- _WHAT IS EXPECTED_
Repeat the lines below word for word, from the first one through the line that holds "- link-to-value: Nettside: [434, 539, 519, 566]", inclusive.

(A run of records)
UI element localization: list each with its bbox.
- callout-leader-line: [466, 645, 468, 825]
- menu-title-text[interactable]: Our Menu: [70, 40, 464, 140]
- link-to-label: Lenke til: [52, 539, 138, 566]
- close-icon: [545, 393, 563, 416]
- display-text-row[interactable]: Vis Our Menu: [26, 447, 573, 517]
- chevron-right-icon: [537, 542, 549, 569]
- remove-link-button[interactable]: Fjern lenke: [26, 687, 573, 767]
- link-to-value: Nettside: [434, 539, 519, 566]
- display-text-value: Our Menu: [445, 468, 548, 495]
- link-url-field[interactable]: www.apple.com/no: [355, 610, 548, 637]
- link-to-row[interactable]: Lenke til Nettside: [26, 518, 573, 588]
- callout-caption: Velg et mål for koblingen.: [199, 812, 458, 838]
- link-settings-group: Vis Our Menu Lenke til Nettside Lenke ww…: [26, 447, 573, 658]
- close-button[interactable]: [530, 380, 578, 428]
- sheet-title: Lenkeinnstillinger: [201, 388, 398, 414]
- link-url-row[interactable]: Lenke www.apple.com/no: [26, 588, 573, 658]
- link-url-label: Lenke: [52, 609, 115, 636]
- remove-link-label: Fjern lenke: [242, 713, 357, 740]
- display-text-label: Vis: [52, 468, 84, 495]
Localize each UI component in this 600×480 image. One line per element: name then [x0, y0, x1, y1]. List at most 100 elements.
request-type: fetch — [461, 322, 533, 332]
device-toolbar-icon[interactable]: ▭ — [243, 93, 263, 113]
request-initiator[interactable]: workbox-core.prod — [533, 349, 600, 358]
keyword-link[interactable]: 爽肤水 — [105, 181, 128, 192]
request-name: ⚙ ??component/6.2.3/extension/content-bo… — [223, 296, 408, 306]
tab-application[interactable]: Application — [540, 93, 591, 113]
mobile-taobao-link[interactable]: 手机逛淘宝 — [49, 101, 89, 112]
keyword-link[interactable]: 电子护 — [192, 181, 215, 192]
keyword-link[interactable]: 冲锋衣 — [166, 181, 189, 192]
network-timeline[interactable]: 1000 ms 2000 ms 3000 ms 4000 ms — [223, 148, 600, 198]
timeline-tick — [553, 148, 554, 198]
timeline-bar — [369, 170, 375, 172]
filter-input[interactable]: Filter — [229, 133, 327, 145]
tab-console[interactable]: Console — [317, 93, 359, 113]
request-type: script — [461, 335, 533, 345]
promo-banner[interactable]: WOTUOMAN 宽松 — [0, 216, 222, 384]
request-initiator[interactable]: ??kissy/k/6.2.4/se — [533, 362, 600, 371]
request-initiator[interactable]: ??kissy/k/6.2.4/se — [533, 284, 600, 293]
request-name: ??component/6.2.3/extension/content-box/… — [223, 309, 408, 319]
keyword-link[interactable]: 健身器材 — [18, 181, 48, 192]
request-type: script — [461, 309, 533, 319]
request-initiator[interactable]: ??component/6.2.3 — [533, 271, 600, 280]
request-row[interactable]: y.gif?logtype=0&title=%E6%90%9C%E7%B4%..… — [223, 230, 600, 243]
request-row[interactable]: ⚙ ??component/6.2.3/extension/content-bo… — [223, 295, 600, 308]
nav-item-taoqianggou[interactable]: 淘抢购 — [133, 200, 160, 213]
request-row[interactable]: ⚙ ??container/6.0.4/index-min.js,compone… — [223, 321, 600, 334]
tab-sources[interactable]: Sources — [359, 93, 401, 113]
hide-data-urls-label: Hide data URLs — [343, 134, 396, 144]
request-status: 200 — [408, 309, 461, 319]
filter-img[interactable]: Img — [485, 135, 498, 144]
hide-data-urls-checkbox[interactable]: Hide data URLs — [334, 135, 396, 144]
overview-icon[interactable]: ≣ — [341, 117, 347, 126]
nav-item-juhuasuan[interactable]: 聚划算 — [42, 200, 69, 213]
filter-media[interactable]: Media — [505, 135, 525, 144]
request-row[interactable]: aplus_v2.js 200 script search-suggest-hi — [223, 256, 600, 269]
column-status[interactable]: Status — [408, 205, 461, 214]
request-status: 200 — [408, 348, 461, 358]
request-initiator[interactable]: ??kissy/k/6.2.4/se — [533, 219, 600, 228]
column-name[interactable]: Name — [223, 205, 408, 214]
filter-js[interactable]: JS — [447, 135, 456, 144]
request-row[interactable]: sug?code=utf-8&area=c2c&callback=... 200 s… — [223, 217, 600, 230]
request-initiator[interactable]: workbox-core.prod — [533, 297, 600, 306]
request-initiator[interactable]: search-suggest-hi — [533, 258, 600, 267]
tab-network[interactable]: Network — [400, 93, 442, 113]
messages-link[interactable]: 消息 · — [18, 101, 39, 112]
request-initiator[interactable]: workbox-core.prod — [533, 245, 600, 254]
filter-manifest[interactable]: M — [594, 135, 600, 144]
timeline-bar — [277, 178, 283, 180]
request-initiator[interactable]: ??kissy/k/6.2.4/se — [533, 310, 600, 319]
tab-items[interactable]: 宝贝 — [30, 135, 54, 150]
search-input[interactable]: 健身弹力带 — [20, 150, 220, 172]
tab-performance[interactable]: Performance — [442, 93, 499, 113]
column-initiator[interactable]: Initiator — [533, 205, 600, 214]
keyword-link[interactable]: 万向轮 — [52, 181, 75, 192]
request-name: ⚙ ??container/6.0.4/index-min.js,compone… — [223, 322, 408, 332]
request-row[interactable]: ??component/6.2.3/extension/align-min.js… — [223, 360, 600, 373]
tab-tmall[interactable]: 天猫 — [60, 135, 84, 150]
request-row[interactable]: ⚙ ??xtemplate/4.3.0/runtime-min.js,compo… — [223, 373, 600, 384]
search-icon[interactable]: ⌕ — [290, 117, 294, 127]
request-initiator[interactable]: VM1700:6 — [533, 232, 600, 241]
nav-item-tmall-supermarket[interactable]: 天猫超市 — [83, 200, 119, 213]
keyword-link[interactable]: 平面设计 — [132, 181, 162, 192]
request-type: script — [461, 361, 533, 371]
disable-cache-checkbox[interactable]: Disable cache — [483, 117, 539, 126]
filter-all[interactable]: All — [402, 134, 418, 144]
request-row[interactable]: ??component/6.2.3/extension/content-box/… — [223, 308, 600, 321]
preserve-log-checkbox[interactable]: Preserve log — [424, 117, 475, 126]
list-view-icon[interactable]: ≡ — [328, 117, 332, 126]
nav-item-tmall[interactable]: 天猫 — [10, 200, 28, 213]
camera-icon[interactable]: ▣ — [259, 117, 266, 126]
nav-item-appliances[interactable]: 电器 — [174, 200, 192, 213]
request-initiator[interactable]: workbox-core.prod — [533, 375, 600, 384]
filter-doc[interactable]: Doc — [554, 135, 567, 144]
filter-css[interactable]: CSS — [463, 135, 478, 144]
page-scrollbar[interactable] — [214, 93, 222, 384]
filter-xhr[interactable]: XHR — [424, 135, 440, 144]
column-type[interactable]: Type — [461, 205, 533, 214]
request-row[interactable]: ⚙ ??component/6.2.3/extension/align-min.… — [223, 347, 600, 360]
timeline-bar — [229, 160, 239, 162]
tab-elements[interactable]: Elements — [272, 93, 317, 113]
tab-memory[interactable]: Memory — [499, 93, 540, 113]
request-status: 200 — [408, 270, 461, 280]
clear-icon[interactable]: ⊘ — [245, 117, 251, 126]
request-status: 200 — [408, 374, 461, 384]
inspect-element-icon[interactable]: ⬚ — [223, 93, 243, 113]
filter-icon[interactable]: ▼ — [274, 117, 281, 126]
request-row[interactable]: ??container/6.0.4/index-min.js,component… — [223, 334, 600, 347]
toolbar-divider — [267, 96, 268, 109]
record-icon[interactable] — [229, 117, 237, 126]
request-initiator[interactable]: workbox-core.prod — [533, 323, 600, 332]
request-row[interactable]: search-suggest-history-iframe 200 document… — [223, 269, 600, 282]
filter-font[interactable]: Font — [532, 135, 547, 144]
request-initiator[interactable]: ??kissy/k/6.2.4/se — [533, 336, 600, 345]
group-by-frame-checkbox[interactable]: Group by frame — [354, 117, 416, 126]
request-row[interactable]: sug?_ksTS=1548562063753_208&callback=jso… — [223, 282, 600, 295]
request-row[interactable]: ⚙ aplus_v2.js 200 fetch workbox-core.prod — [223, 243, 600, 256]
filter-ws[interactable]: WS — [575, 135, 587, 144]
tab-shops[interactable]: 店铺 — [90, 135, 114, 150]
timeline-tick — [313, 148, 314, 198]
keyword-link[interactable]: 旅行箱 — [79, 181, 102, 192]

- _THE OUTPUT_
UI element localization: list each with its bbox.
- callout-leader-line: [466, 645, 468, 825]
- menu-title-text[interactable]: Our Menu: [70, 40, 464, 140]
- link-to-label: Lenke til: [52, 539, 138, 566]
- close-icon: [545, 393, 563, 416]
- display-text-row[interactable]: Vis Our Menu: [26, 447, 573, 517]
- chevron-right-icon: [537, 542, 549, 569]
- remove-link-button[interactable]: Fjern lenke: [26, 687, 573, 767]
- link-to-value: Nettside: [434, 539, 519, 566]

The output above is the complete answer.